- Task prompt
Output the material below unchanged, apart from leaving out the pictures.

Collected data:
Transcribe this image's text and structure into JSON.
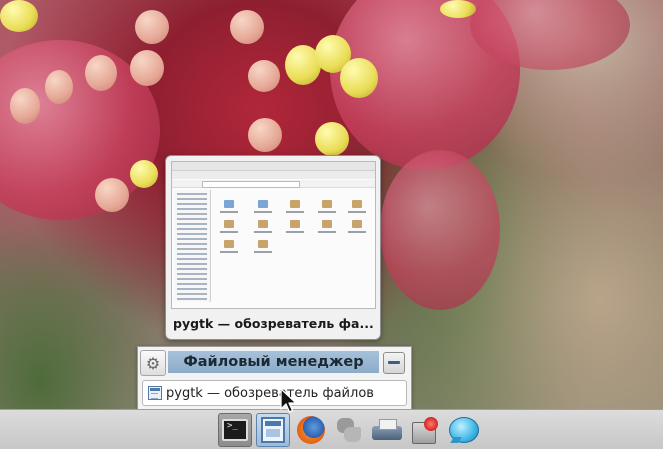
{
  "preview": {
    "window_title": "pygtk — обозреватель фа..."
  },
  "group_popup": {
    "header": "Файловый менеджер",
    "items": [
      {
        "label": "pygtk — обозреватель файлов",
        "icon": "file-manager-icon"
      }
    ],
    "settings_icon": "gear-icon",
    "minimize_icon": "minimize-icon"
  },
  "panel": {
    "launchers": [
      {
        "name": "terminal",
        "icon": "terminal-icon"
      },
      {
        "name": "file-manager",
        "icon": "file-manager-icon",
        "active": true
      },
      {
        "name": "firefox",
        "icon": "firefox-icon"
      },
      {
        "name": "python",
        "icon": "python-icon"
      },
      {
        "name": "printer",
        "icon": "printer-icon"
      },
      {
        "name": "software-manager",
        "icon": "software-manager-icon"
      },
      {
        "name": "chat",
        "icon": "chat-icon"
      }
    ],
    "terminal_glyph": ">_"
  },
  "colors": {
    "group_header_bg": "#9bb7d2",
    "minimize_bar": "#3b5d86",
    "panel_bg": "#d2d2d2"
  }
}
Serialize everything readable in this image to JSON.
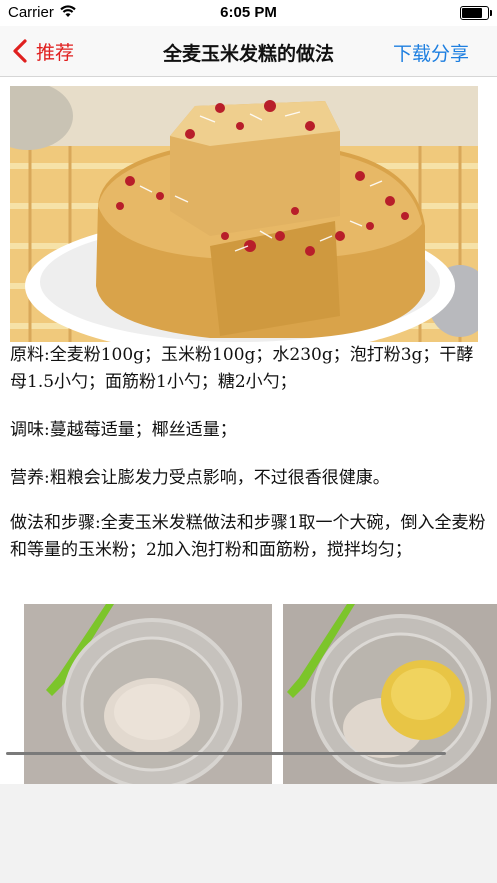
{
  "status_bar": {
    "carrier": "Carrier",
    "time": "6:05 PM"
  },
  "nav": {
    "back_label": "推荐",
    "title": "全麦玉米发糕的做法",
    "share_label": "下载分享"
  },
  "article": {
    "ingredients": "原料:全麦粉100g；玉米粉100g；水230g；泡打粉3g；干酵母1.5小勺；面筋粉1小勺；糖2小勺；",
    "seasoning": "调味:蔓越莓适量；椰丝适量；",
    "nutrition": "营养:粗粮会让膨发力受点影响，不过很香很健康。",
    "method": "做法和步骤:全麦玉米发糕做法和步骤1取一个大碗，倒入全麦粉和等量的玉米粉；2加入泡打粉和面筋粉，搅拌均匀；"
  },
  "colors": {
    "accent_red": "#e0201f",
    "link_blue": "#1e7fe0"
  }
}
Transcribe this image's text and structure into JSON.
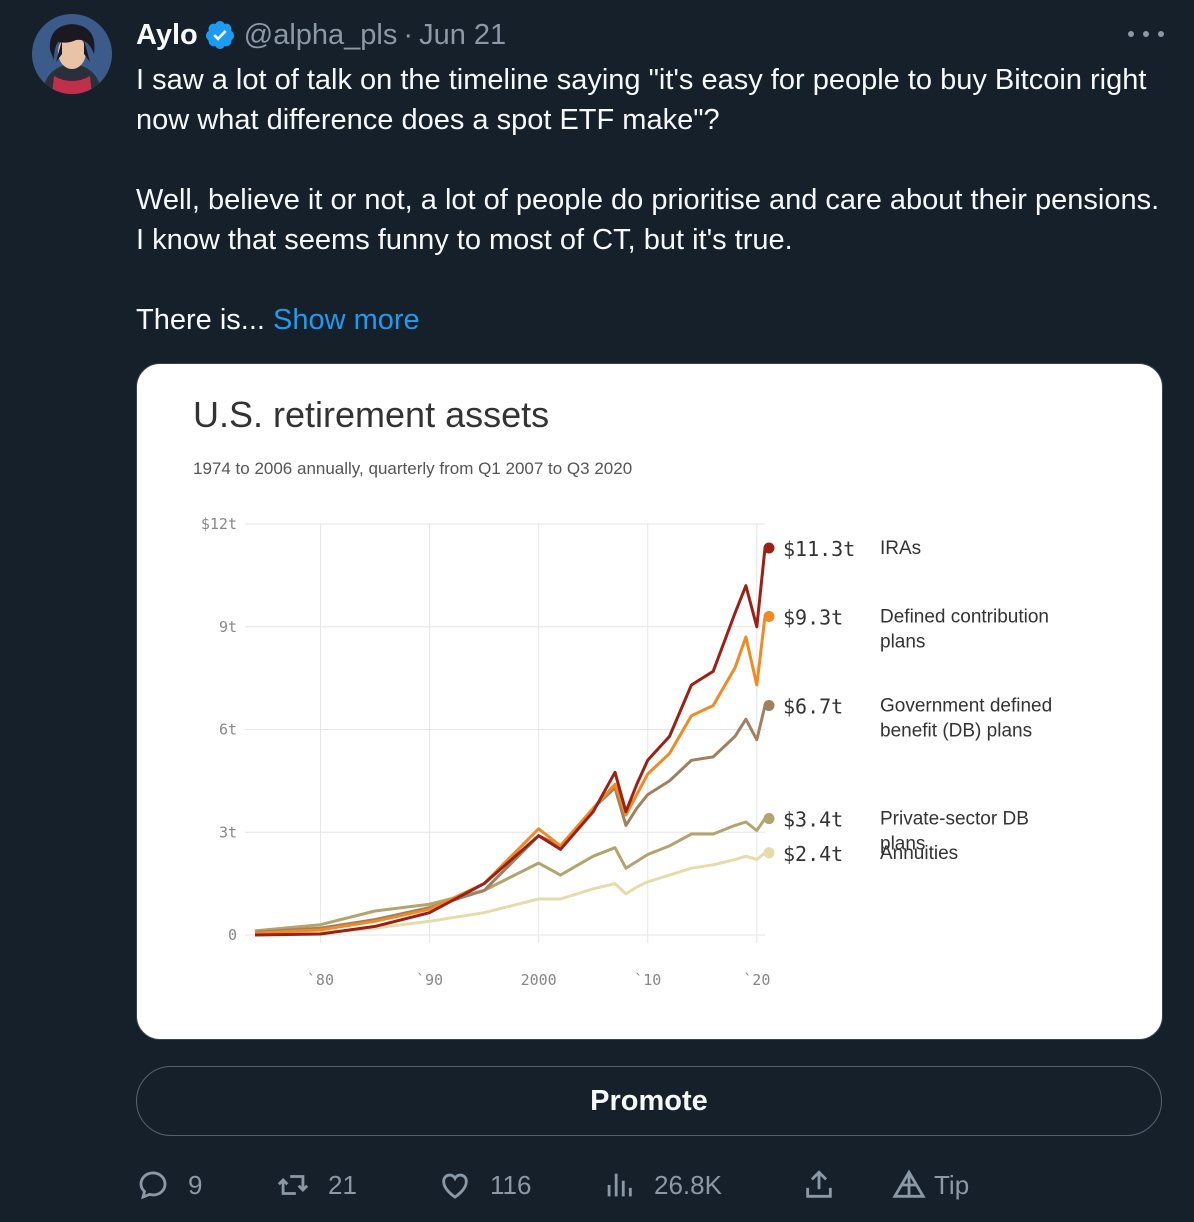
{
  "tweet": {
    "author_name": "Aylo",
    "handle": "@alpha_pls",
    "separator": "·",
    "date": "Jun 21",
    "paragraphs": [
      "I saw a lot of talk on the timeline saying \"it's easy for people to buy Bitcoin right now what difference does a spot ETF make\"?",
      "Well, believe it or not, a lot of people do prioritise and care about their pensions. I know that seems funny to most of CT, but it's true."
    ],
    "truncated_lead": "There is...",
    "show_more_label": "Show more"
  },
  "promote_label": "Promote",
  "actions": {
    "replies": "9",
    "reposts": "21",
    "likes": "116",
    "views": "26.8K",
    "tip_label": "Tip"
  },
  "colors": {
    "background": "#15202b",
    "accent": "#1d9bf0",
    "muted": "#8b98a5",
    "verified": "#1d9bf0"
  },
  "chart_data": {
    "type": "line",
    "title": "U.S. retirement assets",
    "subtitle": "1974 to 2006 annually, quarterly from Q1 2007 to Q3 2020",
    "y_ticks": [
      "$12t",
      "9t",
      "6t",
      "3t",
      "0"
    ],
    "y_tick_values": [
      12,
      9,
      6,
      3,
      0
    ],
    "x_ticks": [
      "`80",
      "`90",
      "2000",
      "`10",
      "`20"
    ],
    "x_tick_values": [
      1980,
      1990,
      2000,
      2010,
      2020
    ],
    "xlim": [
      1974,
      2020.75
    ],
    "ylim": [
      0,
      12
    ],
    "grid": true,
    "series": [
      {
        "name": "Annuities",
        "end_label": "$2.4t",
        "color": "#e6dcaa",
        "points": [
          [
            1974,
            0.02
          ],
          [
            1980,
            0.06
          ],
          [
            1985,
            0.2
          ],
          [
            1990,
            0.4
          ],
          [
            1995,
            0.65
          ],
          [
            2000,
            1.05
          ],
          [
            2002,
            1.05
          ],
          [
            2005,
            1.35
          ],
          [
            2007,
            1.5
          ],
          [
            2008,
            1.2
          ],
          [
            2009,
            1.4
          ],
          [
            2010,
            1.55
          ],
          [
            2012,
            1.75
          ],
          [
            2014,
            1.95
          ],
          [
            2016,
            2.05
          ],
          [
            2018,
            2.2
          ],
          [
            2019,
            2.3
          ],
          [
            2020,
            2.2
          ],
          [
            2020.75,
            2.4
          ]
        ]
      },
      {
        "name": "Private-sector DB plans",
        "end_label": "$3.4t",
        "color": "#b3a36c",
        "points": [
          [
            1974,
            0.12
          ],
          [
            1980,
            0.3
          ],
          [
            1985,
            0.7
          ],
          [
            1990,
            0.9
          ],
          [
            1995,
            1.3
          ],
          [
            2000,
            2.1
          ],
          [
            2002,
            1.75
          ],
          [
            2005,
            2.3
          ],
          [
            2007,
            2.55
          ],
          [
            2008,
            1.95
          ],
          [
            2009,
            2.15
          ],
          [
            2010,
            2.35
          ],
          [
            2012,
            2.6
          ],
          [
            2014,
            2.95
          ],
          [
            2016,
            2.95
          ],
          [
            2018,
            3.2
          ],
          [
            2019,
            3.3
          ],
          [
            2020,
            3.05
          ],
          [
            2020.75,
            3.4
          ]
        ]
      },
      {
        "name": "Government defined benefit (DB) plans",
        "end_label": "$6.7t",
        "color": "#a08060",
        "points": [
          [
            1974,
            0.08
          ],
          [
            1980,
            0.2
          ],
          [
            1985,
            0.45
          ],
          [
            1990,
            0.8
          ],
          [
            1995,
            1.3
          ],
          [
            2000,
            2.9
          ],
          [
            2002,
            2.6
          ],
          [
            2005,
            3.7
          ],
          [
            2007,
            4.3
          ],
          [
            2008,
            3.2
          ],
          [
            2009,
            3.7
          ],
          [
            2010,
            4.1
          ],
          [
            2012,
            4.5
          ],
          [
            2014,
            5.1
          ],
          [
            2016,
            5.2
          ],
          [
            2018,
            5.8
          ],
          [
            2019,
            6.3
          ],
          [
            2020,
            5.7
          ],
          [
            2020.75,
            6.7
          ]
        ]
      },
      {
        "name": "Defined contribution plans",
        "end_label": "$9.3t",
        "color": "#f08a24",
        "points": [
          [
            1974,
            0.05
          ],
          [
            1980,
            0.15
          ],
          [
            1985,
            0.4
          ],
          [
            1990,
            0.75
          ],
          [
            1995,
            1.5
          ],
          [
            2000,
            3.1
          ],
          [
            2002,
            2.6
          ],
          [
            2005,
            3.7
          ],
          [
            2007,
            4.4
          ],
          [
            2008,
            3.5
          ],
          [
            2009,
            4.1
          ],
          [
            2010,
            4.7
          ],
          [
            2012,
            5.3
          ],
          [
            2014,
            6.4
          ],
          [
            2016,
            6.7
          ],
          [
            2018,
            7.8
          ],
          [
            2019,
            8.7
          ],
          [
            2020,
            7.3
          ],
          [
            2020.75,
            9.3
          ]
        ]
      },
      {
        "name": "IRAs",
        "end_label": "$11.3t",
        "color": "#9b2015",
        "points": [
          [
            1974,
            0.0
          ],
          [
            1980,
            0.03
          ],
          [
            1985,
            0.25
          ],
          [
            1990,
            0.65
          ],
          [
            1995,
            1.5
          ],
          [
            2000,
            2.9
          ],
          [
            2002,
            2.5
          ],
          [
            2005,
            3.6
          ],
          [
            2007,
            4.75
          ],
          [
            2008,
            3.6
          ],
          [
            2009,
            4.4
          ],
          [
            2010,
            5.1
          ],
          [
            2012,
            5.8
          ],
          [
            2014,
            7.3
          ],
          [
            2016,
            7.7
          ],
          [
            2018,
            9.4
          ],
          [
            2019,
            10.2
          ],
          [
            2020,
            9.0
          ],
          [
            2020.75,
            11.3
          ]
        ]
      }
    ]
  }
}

- Task output
Transcribe this image's text and structure into JSON.
{
  "preview": {
    "window_title": "pygtk — обозреватель фа..."
  },
  "group_popup": {
    "header": "Файловый менеджер",
    "items": [
      {
        "label": "pygtk — обозреватель файлов",
        "icon": "file-manager-icon"
      }
    ],
    "settings_icon": "gear-icon",
    "minimize_icon": "minimize-icon"
  },
  "panel": {
    "launchers": [
      {
        "name": "terminal",
        "icon": "terminal-icon"
      },
      {
        "name": "file-manager",
        "icon": "file-manager-icon",
        "active": true
      },
      {
        "name": "firefox",
        "icon": "firefox-icon"
      },
      {
        "name": "python",
        "icon": "python-icon"
      },
      {
        "name": "printer",
        "icon": "printer-icon"
      },
      {
        "name": "software-manager",
        "icon": "software-manager-icon"
      },
      {
        "name": "chat",
        "icon": "chat-icon"
      }
    ],
    "terminal_glyph": ">_"
  },
  "colors": {
    "group_header_bg": "#9bb7d2",
    "minimize_bar": "#3b5d86",
    "panel_bg": "#d2d2d2"
  }
}
Serialize everything readable in this image to JSON.
{
  "status_bar": {
    "carrier": "Carrier",
    "time": "6:05 PM"
  },
  "nav": {
    "back_label": "推荐",
    "title": "全麦玉米发糕的做法",
    "share_label": "下载分享"
  },
  "article": {
    "ingredients": "原料:全麦粉100g；玉米粉100g；水230g；泡打粉3g；干酵母1.5小勺；面筋粉1小勺；糖2小勺；",
    "seasoning": "调味:蔓越莓适量；椰丝适量；",
    "nutrition": "营养:粗粮会让膨发力受点影响，不过很香很健康。",
    "method": "做法和步骤:全麦玉米发糕做法和步骤1取一个大碗，倒入全麦粉和等量的玉米粉；2加入泡打粉和面筋粉，搅拌均匀；"
  },
  "colors": {
    "accent_red": "#e0201f",
    "link_blue": "#1e7fe0"
  }
}
Transcribe this image's text and structure into JSON.
{
  "tweet": {
    "author_name": "Aylo",
    "handle": "@alpha_pls",
    "separator": "·",
    "date": "Jun 21",
    "paragraphs": [
      "I saw a lot of talk on the timeline saying \"it's easy for people to buy Bitcoin right now what difference does a spot ETF make\"?",
      "Well, believe it or not, a lot of people do prioritise and care about their pensions. I know that seems funny to most of CT, but it's true."
    ],
    "truncated_lead": "There is...",
    "show_more_label": "Show more"
  },
  "promote_label": "Promote",
  "actions": {
    "replies": "9",
    "reposts": "21",
    "likes": "116",
    "views": "26.8K",
    "tip_label": "Tip"
  },
  "colors": {
    "background": "#15202b",
    "accent": "#1d9bf0",
    "muted": "#8b98a5",
    "verified": "#1d9bf0"
  },
  "chart_data": {
    "type": "line",
    "title": "U.S. retirement assets",
    "subtitle": "1974 to 2006 annually, quarterly from Q1 2007 to Q3 2020",
    "y_ticks": [
      "$12t",
      "9t",
      "6t",
      "3t",
      "0"
    ],
    "y_tick_values": [
      12,
      9,
      6,
      3,
      0
    ],
    "x_ticks": [
      "`80",
      "`90",
      "2000",
      "`10",
      "`20"
    ],
    "x_tick_values": [
      1980,
      1990,
      2000,
      2010,
      2020
    ],
    "xlim": [
      1974,
      2020.75
    ],
    "ylim": [
      0,
      12
    ],
    "grid": true,
    "series": [
      {
        "name": "Annuities",
        "end_label": "$2.4t",
        "color": "#e6dcaa",
        "points": [
          [
            1974,
            0.02
          ],
          [
            1980,
            0.06
          ],
          [
            1985,
            0.2
          ],
          [
            1990,
            0.4
          ],
          [
            1995,
            0.65
          ],
          [
            2000,
            1.05
          ],
          [
            2002,
            1.05
          ],
          [
            2005,
            1.35
          ],
          [
            2007,
            1.5
          ],
          [
            2008,
            1.2
          ],
          [
            2009,
            1.4
          ],
          [
            2010,
            1.55
          ],
          [
            2012,
            1.75
          ],
          [
            2014,
            1.95
          ],
          [
            2016,
            2.05
          ],
          [
            2018,
            2.2
          ],
          [
            2019,
            2.3
          ],
          [
            2020,
            2.2
          ],
          [
            2020.75,
            2.4
          ]
        ]
      },
      {
        "name": "Private-sector DB plans",
        "end_label": "$3.4t",
        "color": "#b3a36c",
        "points": [
          [
            1974,
            0.12
          ],
          [
            1980,
            0.3
          ],
          [
            1985,
            0.7
          ],
          [
            1990,
            0.9
          ],
          [
            1995,
            1.3
          ],
          [
            2000,
            2.1
          ],
          [
            2002,
            1.75
          ],
          [
            2005,
            2.3
          ],
          [
            2007,
            2.55
          ],
          [
            2008,
            1.95
          ],
          [
            2009,
            2.15
          ],
          [
            2010,
            2.35
          ],
          [
            2012,
            2.6
          ],
          [
            2014,
            2.95
          ],
          [
            2016,
            2.95
          ],
          [
            2018,
            3.2
          ],
          [
            2019,
            3.3
          ],
          [
            2020,
            3.05
          ],
          [
            2020.75,
            3.4
          ]
        ]
      },
      {
        "name": "Government defined benefit (DB) plans",
        "end_label": "$6.7t",
        "color": "#a08060",
        "points": [
          [
            1974,
            0.08
          ],
          [
            1980,
            0.2
          ],
          [
            1985,
            0.45
          ],
          [
            1990,
            0.8
          ],
          [
            1995,
            1.3
          ],
          [
            2000,
            2.9
          ],
          [
            2002,
            2.6
          ],
          [
            2005,
            3.7
          ],
          [
            2007,
            4.3
          ],
          [
            2008,
            3.2
          ],
          [
            2009,
            3.7
          ],
          [
            2010,
            4.1
          ],
          [
            2012,
            4.5
          ],
          [
            2014,
            5.1
          ],
          [
            2016,
            5.2
          ],
          [
            2018,
            5.8
          ],
          [
            2019,
            6.3
          ],
          [
            2020,
            5.7
          ],
          [
            2020.75,
            6.7
          ]
        ]
      },
      {
        "name": "Defined contribution plans",
        "end_label": "$9.3t",
        "color": "#f08a24",
        "points": [
          [
            1974,
            0.05
          ],
          [
            1980,
            0.15
          ],
          [
            1985,
            0.4
          ],
          [
            1990,
            0.75
          ],
          [
            1995,
            1.5
          ],
          [
            2000,
            3.1
          ],
          [
            2002,
            2.6
          ],
          [
            2005,
            3.7
          ],
          [
            2007,
            4.4
          ],
          [
            2008,
            3.5
          ],
          [
            2009,
            4.1
          ],
          [
            2010,
            4.7
          ],
          [
            2012,
            5.3
          ],
          [
            2014,
            6.4
          ],
          [
            2016,
            6.7
          ],
          [
            2018,
            7.8
          ],
          [
            2019,
            8.7
          ],
          [
            2020,
            7.3
          ],
          [
            2020.75,
            9.3
          ]
        ]
      },
      {
        "name": "IRAs",
        "end_label": "$11.3t",
        "color": "#9b2015",
        "points": [
          [
            1974,
            0.0
          ],
          [
            1980,
            0.03
          ],
          [
            1985,
            0.25
          ],
          [
            1990,
            0.65
          ],
          [
            1995,
            1.5
          ],
          [
            2000,
            2.9
          ],
          [
            2002,
            2.5
          ],
          [
            2005,
            3.6
          ],
          [
            2007,
            4.75
          ],
          [
            2008,
            3.6
          ],
          [
            2009,
            4.4
          ],
          [
            2010,
            5.1
          ],
          [
            2012,
            5.8
          ],
          [
            2014,
            7.3
          ],
          [
            2016,
            7.7
          ],
          [
            2018,
            9.4
          ],
          [
            2019,
            10.2
          ],
          [
            2020,
            9.0
          ],
          [
            2020.75,
            11.3
          ]
        ]
      }
    ]
  }
}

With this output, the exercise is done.